Stored data
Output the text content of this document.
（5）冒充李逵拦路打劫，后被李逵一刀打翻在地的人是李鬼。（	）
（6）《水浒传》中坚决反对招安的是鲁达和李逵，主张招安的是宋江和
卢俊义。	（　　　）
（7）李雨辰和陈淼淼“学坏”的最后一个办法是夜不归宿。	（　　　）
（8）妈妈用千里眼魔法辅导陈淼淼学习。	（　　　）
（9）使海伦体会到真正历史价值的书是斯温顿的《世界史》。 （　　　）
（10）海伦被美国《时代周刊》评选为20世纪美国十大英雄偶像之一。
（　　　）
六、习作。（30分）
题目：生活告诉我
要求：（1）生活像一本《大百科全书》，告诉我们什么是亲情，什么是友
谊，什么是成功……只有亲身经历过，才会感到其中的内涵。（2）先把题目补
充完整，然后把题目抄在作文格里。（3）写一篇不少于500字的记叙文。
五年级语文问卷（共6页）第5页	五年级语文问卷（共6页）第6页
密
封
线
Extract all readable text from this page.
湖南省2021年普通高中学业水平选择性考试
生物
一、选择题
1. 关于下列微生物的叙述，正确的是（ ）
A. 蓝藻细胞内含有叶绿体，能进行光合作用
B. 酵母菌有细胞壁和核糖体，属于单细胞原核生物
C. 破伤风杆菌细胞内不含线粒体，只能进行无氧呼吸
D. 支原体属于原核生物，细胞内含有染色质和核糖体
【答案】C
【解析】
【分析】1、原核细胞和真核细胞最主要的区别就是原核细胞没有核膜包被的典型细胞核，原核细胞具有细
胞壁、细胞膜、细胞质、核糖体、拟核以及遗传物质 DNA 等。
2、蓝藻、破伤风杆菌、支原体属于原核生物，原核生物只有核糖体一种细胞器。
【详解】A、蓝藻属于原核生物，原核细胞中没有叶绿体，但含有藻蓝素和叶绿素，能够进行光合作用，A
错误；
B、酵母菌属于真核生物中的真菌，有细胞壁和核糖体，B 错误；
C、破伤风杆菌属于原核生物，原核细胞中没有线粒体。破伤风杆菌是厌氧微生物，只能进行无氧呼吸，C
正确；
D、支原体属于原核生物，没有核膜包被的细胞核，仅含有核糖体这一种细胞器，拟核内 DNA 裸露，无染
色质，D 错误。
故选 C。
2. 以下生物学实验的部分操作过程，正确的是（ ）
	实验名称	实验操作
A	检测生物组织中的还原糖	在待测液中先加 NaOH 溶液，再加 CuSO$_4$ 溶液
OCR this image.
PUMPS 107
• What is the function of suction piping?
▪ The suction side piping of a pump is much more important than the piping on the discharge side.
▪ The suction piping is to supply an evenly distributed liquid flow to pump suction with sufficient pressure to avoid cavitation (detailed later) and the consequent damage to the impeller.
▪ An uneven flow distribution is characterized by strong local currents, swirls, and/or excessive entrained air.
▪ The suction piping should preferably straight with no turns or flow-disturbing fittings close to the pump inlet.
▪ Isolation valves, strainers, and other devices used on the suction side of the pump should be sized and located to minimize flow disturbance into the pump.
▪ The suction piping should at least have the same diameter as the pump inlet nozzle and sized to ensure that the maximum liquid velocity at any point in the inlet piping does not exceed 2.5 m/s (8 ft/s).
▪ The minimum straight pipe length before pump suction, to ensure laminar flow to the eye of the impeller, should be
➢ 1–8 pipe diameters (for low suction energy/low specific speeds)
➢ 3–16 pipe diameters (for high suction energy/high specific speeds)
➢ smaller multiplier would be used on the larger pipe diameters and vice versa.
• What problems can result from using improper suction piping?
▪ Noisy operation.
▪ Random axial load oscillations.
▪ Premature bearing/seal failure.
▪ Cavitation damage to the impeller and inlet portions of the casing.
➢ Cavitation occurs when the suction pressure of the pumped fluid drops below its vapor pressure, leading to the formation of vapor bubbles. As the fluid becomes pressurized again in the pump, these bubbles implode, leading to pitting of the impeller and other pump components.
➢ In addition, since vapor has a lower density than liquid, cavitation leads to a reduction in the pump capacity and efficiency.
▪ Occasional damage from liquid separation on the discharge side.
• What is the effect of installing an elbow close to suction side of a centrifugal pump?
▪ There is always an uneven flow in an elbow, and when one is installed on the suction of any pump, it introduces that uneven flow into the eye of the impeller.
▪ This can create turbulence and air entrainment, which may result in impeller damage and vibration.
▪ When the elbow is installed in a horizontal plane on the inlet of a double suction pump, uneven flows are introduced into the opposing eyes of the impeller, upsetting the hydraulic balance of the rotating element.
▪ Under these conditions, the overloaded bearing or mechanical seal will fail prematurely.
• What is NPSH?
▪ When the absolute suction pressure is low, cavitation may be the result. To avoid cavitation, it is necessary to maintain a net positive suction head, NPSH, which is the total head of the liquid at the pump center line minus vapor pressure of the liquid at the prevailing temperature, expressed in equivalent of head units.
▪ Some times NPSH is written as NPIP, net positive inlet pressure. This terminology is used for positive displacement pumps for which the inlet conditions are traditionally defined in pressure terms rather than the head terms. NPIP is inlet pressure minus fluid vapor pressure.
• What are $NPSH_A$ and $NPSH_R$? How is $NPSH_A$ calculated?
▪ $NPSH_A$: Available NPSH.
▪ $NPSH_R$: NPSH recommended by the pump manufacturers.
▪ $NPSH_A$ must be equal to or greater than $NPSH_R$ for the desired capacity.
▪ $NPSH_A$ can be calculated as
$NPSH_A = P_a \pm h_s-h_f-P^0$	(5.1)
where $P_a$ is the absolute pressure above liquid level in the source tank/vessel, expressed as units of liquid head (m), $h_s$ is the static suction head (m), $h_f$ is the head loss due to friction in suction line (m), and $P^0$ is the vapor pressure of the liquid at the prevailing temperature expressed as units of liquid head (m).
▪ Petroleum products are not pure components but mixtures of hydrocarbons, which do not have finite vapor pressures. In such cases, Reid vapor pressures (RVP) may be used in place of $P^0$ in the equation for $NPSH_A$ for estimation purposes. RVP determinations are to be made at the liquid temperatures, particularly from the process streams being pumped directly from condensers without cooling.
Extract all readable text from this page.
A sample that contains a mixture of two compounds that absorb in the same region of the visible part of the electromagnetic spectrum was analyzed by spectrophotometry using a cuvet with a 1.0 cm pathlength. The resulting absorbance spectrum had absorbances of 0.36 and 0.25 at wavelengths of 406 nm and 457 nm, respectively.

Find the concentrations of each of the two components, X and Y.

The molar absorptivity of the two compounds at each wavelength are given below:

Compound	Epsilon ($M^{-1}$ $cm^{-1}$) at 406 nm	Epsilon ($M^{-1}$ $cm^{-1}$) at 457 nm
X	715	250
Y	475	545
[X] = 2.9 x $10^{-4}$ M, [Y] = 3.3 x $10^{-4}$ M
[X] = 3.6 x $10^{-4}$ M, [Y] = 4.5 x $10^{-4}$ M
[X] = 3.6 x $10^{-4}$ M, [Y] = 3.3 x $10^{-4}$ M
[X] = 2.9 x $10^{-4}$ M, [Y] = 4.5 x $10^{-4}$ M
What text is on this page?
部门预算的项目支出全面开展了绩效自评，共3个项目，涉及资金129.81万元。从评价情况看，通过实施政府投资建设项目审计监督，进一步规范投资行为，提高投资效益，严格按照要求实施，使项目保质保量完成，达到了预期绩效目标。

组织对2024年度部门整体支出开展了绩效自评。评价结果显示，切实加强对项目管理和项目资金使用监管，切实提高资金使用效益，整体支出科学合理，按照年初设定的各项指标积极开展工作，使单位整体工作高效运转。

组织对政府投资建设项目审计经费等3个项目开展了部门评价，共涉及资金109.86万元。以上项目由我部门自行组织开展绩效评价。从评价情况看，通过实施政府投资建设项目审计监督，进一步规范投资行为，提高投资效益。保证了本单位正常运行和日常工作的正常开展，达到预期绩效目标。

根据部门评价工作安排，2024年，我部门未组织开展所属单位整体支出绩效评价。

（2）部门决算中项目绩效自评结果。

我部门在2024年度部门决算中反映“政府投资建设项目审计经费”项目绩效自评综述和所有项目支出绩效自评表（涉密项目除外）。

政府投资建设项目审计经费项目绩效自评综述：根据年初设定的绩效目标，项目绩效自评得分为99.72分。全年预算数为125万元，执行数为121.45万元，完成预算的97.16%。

• GIVEN TASK
Read the lines above. Gather those in which the string "these" is found.

• COMPLETED EXERCISE
➢ Cavitation occurs when the suction pressure of the pumped fluid drops below its vapor pressure, leading to the formation of vapor bubbles. As the fluid becomes pressurized again in the pump, these bubbles implode, leading to pitting of the impeller and other pump components.
▪ Under these conditions, the overloaded bearing or mechanical seal will fail prematurely.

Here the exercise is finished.